### DATASET ROWS
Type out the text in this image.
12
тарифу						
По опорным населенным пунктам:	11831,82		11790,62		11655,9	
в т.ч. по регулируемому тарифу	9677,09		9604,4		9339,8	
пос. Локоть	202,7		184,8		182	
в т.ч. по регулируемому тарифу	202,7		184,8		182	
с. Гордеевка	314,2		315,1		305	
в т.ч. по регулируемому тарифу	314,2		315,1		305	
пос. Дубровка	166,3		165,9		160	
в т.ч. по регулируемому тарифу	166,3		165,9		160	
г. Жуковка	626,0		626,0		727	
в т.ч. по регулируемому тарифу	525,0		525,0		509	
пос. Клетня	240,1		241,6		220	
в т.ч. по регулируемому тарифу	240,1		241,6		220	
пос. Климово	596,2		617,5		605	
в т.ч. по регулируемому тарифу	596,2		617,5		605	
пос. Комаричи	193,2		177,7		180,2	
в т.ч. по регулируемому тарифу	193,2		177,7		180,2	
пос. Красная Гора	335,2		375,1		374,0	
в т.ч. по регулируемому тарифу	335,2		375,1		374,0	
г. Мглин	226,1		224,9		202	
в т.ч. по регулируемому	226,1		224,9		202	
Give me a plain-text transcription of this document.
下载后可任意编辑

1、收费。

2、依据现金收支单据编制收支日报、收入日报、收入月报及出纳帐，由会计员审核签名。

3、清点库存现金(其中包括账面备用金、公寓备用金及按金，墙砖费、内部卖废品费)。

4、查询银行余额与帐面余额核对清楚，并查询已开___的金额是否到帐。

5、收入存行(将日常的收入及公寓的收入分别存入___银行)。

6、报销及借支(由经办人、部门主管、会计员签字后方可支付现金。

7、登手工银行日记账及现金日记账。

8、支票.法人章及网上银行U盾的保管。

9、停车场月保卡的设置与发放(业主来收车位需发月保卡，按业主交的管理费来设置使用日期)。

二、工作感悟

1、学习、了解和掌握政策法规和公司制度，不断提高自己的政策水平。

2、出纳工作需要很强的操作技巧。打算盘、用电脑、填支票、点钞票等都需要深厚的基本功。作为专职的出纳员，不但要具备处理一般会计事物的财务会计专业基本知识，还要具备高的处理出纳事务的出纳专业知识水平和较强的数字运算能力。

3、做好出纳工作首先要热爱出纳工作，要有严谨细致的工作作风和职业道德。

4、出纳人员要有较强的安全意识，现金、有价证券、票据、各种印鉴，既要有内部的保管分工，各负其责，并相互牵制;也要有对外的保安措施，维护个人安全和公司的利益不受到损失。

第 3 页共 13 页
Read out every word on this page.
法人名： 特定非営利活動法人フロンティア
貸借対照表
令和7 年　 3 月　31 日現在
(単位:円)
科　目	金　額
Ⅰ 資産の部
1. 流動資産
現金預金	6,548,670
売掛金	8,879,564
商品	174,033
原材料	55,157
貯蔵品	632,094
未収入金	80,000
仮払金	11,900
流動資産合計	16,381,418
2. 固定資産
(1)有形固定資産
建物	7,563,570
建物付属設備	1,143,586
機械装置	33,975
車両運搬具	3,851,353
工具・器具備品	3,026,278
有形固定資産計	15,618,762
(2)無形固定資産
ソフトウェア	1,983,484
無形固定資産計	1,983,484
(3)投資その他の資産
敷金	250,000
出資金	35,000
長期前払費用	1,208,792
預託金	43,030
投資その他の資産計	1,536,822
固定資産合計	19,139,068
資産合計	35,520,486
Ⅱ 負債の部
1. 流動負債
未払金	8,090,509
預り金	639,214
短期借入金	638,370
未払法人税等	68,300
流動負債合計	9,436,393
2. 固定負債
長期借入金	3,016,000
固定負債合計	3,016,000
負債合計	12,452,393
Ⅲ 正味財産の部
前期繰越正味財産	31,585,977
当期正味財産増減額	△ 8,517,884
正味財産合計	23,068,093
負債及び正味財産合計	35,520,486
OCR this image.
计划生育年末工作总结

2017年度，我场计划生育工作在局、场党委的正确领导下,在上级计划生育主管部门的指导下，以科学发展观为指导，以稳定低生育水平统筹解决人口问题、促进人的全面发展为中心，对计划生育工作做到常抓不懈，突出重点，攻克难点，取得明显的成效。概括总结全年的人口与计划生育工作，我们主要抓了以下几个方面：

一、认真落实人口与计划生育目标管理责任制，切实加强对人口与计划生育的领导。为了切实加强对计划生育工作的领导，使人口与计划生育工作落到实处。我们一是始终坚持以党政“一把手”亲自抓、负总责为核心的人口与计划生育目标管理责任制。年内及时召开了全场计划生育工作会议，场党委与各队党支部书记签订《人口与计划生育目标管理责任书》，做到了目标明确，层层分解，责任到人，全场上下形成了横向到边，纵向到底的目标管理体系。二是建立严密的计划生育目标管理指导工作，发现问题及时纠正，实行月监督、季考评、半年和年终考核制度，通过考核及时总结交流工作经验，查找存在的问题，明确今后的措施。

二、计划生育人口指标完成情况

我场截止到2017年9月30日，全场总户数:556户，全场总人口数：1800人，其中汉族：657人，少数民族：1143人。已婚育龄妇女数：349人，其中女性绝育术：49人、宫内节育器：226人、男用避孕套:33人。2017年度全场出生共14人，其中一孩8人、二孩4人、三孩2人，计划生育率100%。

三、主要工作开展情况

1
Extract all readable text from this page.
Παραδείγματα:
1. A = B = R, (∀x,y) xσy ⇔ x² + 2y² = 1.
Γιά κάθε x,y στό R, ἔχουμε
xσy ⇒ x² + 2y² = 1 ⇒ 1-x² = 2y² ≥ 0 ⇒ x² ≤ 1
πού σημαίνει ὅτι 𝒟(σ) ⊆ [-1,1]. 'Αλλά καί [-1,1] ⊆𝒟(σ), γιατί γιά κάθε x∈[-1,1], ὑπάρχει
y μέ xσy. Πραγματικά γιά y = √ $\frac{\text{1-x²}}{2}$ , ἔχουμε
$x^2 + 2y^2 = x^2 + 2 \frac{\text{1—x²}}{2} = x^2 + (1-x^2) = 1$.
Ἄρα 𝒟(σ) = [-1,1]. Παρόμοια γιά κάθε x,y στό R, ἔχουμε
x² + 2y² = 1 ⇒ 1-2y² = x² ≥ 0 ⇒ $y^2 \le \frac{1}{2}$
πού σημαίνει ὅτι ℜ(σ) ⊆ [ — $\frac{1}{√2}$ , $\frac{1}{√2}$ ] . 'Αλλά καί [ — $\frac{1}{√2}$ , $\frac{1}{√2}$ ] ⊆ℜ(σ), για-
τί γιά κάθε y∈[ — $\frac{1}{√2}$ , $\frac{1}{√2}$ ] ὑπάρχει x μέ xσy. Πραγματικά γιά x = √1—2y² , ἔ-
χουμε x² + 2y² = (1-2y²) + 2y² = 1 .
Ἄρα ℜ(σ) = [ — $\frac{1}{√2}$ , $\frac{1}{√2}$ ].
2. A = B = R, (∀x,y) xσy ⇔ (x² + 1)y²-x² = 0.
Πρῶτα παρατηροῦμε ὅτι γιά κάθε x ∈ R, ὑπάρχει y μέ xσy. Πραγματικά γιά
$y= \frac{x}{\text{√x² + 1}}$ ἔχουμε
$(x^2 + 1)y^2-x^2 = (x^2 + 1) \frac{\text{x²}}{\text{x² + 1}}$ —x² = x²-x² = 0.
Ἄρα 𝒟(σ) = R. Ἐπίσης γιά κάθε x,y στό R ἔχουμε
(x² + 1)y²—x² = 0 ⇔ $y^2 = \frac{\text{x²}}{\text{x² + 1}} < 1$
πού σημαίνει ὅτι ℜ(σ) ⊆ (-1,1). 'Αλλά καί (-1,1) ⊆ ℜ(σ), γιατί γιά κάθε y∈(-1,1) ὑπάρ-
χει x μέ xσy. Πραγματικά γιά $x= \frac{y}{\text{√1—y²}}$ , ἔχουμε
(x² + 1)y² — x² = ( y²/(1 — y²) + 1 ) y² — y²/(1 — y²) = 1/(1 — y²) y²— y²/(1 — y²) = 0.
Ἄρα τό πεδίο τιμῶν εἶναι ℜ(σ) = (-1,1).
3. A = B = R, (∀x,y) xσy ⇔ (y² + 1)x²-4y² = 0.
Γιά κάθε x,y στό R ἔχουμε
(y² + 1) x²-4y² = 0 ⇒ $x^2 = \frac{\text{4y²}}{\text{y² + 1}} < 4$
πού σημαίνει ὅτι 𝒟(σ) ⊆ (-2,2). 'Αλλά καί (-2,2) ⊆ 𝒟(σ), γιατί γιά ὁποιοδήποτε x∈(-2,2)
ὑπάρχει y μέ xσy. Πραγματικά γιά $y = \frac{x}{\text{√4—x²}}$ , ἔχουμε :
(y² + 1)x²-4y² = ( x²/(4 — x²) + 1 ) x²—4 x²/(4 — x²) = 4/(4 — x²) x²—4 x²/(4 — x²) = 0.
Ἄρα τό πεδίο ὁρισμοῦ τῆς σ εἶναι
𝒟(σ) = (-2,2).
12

### EXERCISE INSTRUCTIONS
Return every line from the records above that holds the word "Αλλά".

### THE RESULT
πού σημαίνει ὅτι 𝒟(σ) ⊆ [-1,1]. 'Αλλά καί [-1,1] ⊆𝒟(σ), γιατί γιά κάθε x∈[-1,1], ὑπάρχει
πού σημαίνει ὅτι ℜ(σ) ⊆ [ — $\frac{1}{√2}$ , $\frac{1}{√2}$ ] . 'Αλλά καί [ — $\frac{1}{√2}$ , $\frac{1}{√2}$ ] ⊆ℜ(σ), για-
πού σημαίνει ὅτι ℜ(σ) ⊆ (-1,1). 'Αλλά καί (-1,1) ⊆ ℜ(σ), γιατί γιά κάθε y∈(-1,1) ὑπάρ-
πού σημαίνει ὅτι 𝒟(σ) ⊆ (-2,2). 'Αλλά καί (-2,2) ⊆ 𝒟(σ), γιατί γιά ὁποιοδήποτε x∈(-2,2)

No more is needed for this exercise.